Recorded data ▸
>> Start
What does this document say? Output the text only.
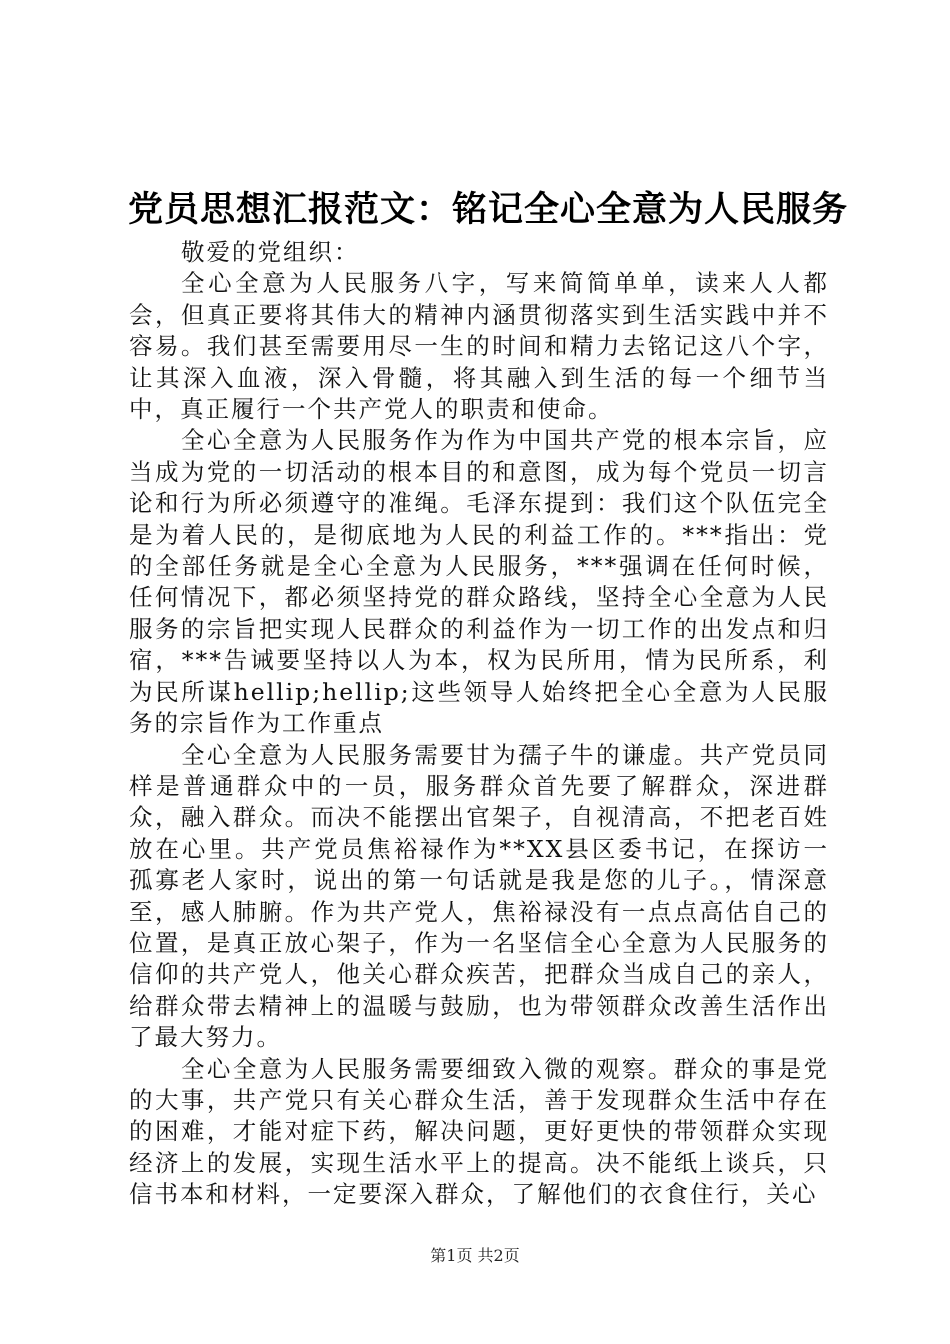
党员思想汇报范文：铭记全心全意为人民服务

敬爱的党组织：

全心全意为人民服务八字，写来简简单单，读来人人都会，但真正要将其伟大的精神内涵贯彻落实到生活实践中并不容易。我们甚至需要用尽一生的时间和精力去铭记这八个字，让其深入血液，深入骨髓，将其融入到生活的每一个细节当中，真正履行一个共产党人的职责和使命。

全心全意为人民服务作为作为中国共产党的根本宗旨，应当成为党的一切活动的根本目的和意图，成为每个党员一切言论和行为所必须遵守的准绳。毛泽东提到：我们这个队伍完全是为着人民的，是彻底地为人民的利益工作的。***指出：党的全部任务就是全心全意为人民服务，***强调在任何时候，任何情况下，都必须坚持党的群众路线，坚持全心全意为人民服务的宗旨把实现人民群众的利益作为一切工作的出发点和归宿，***告诫要坚持以人为本，权为民所用，情为民所系，利为民所谋hellip;hellip;这些领导人始终把全心全意为人民服务的宗旨作为工作重点

全心全意为人民服务需要甘为孺子牛的谦虚。共产党员同样是普通群众中的一员，服务群众首先要了解群众，深进群众，融入群众。而决不能摆出官架子，自视清高，不把老百姓放在心里。共产党员焦裕禄作为**XX县区委书记，在探访一孤寡老人家时，说出的第一句话就是我是您的儿子。，情深意至，感人肺腑。作为共产党人，焦裕禄没有一点点高估自己的位置，是真正放心架子，作为一名坚信全心全意为人民服务的信仰的共产党人，他关心群众疾苦，把群众当成自己的亲人，给群众带去精神上的温暖与鼓励，也为带领群众改善生活作出了最大努力。

全心全意为人民服务需要细致入微的观察。群众的事是党的大事，共产党只有关心群众生活，善于发现群众生活中存在的困难，才能对症下药，解决问题，更好更快的带领群众实现经济上的发展，实现生活水平上的提高。决不能纸上谈兵，只信书本和材料，一定要深入群众，了解他们的衣食住行，关心

第1页 共2页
>> End
Task details ▸ Extract every line of the data exactly; pictures stay out.

Solution to this task ▸
What does this document say? Output the text only.
党员思想汇报范文：铭记全心全意为人民服务

敬爱的党组织：

全心全意为人民服务八字，写来简简单单，读来人人都会，但真正要将其伟大的精神内涵贯彻落实到生活实践中并不容易。我们甚至需要用尽一生的时间和精力去铭记这八个字，让其深入血液，深入骨髓，将其融入到生活的每一个细节当中，真正履行一个共产党人的职责和使命。

全心全意为人民服务作为作为中国共产党的根本宗旨，应当成为党的一切活动的根本目的和意图，成为每个党员一切言论和行为所必须遵守的准绳。毛泽东提到：我们这个队伍完全是为着人民的，是彻底地为人民的利益工作的。***指出：党的全部任务就是全心全意为人民服务，***强调在任何时候，任何情况下，都必须坚持党的群众路线，坚持全心全意为人民服务的宗旨把实现人民群众的利益作为一切工作的出发点和归宿，***告诫要坚持以人为本，权为民所用，情为民所系，利为民所谋hellip;hellip;这些领导人始终把全心全意为人民服务的宗旨作为工作重点

全心全意为人民服务需要甘为孺子牛的谦虚。共产党员同样是普通群众中的一员，服务群众首先要了解群众，深进群众，融入群众。而决不能摆出官架子，自视清高，不把老百姓放在心里。共产党员焦裕禄作为**XX县区委书记，在探访一孤寡老人家时，说出的第一句话就是我是您的儿子。，情深意至，感人肺腑。作为共产党人，焦裕禄没有一点点高估自己的位置，是真正放心架子，作为一名坚信全心全意为人民服务的信仰的共产党人，他关心群众疾苦，把群众当成自己的亲人，给群众带去精神上的温暖与鼓励，也为带领群众改善生活作出了最大努力。

全心全意为人民服务需要细致入微的观察。群众的事是党的大事，共产党只有关心群众生活，善于发现群众生活中存在的困难，才能对症下药，解决问题，更好更快的带领群众实现经济上的发展，实现生活水平上的提高。决不能纸上谈兵，只信书本和材料，一定要深入群众，了解他们的衣食住行，关心

第1页 共2页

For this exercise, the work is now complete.